Can you resume the forum thread about keeping goats cool in hot weather, starting right after its last line?

▸ **SOURCE EXTRACT**:
- - -

# hw hot is too hot for my goats



## Tolers Boers (Jul 4, 2011)

how can i be sure it's not miserably hot for my goats. our heat index today is 102

is there anything other than just providing shade we have plenty of that.

:whatgoat: they look hot to me all bundled up in pasture in small groups under shaded trees etc.


----------



## freedomstarfarm (Mar 25, 2011)

Mine also have plenty of shade but look hot on days like today. I replace the water more often and make sure it is in the shade.


----------



## GotmygoatMTJ (Apr 25, 2009)

Ice cubes in the water help too.


----------



## Idahodreamer (Sep 19, 2009)

LOL we go over 95 here and we are pulling out the ice tea/cool aid, ice cubes, and frozen fruit for our girls.  
You just have to go outside and yell, "Bugs, wanna strawberry?" And she comes running like she's got her tail set on fire.


----------



## toth boer goats (Jul 20, 2008)

- - -

▸ **GIVEN INFORMATION**:
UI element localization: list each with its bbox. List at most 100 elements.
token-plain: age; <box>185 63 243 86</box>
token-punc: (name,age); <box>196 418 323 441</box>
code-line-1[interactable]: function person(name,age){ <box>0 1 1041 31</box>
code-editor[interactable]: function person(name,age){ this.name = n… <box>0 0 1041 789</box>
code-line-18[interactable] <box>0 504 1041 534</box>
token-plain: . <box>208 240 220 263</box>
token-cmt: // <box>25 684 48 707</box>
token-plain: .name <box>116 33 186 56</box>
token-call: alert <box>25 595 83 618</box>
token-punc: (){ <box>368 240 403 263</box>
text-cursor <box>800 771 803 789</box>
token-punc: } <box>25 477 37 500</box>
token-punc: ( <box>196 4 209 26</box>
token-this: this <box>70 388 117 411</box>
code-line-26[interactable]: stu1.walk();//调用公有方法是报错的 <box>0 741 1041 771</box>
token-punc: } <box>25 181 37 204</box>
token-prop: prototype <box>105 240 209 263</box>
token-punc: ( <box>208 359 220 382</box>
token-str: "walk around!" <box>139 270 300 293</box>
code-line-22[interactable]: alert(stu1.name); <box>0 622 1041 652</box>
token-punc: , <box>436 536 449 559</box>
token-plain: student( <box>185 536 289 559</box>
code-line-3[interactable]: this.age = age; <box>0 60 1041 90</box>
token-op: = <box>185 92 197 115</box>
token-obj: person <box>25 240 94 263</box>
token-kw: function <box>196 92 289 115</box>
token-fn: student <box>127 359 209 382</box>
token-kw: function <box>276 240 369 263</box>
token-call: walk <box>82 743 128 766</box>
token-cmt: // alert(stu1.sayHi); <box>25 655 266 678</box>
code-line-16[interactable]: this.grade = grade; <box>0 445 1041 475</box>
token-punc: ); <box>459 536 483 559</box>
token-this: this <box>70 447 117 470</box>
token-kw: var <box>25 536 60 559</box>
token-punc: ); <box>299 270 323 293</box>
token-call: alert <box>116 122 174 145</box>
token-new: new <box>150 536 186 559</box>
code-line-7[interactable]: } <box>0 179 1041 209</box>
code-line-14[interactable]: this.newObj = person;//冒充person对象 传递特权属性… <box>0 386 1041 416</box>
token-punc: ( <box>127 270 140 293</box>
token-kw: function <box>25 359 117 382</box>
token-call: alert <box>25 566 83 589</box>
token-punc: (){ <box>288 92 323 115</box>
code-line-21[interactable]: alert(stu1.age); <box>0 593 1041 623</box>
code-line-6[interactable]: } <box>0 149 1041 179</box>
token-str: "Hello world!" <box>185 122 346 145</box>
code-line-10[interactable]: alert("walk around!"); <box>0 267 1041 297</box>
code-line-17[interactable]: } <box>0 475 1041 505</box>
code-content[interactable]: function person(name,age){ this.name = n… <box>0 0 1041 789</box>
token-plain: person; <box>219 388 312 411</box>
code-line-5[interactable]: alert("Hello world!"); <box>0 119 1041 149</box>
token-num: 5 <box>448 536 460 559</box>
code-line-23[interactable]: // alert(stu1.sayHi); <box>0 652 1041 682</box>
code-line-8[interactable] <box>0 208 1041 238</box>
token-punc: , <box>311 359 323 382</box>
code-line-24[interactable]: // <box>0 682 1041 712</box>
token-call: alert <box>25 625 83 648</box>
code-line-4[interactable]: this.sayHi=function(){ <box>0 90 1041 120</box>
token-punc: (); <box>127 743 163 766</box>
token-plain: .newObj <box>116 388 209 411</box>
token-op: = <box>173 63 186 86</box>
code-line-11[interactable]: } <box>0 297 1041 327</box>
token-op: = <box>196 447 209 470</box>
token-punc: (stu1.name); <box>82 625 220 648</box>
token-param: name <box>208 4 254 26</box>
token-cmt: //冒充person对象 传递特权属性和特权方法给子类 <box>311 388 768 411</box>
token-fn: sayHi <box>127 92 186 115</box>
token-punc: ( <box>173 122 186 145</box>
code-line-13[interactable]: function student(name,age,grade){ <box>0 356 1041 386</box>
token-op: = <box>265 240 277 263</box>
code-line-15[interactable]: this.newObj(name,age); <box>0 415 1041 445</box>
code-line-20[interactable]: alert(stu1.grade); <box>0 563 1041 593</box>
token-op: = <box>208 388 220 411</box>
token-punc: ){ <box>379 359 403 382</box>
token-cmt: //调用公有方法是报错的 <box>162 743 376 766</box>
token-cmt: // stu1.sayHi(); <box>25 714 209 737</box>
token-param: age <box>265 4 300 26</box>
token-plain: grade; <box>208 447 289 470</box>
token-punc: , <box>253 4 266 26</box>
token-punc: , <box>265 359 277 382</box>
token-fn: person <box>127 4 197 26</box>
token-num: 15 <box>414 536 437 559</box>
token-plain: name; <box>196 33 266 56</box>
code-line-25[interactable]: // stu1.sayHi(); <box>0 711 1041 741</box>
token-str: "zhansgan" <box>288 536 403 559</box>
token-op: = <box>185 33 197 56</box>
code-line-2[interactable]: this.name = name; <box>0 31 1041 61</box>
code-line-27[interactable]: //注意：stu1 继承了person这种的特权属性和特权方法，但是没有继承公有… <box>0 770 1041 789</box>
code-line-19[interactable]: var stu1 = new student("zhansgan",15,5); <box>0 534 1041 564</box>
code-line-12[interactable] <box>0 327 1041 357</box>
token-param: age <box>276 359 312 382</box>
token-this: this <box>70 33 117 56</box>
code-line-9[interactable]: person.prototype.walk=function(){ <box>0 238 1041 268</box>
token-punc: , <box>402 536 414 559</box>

- - -

▸ **TASK ANSWER**:
You are doing the right thing... water and shade..... :wink: 

I know that my boers handle 112 degree's well...they go out and graze in it :shocked: it is unbelievable...that is why... it is important that the boer has horns.... it is a radiator in the summer and regulates their temps.. in the extreme heat of summer......after being out ...when they do come back in ..they are panting heavily....then they seek shade and water....some still lay in the sun... :doh: They can take alot.....as they are amazing animals... :thumb:


----------



## HoosierShadow (Apr 20, 2010)

It's miserable outside  I'm just a couple hours north of Tolers It's 3:45pm, 95 right now, but humidity is 57% and Dew Point is 78% so it feels like 111! YUCK! Just absolutely miserable! We are under a heat advisory until 8pm tomorrow. It's only going to drop down into the mid to upper 70s tonight.


----------



## Tolers Boers (Jul 4, 2011)

:hi5: thanks for the tips one or more of u ice tea ice cubes or kool aid...hmmm sounds like a good thing to try. the only friut we have tried is banana peels.

there was a tree down in the driveway the other day we shantee'd or make a lean to of the branches which did two thing gave shade and fresh forage...heee hee .


thanks u guys r great!


----------



## toth boer goats (Jul 20, 2008)

No problem...glad to of helped......... :thumb: :hi5: :greengrin:


----------



## Tolers Boers (Jul 4, 2011)

:whatgoat: im thinking.....i forget how to make ice cubes does anyone of u have the recipe ... lmao....sorry im not blonde but i have moments and there is nothing wrong with that....lol.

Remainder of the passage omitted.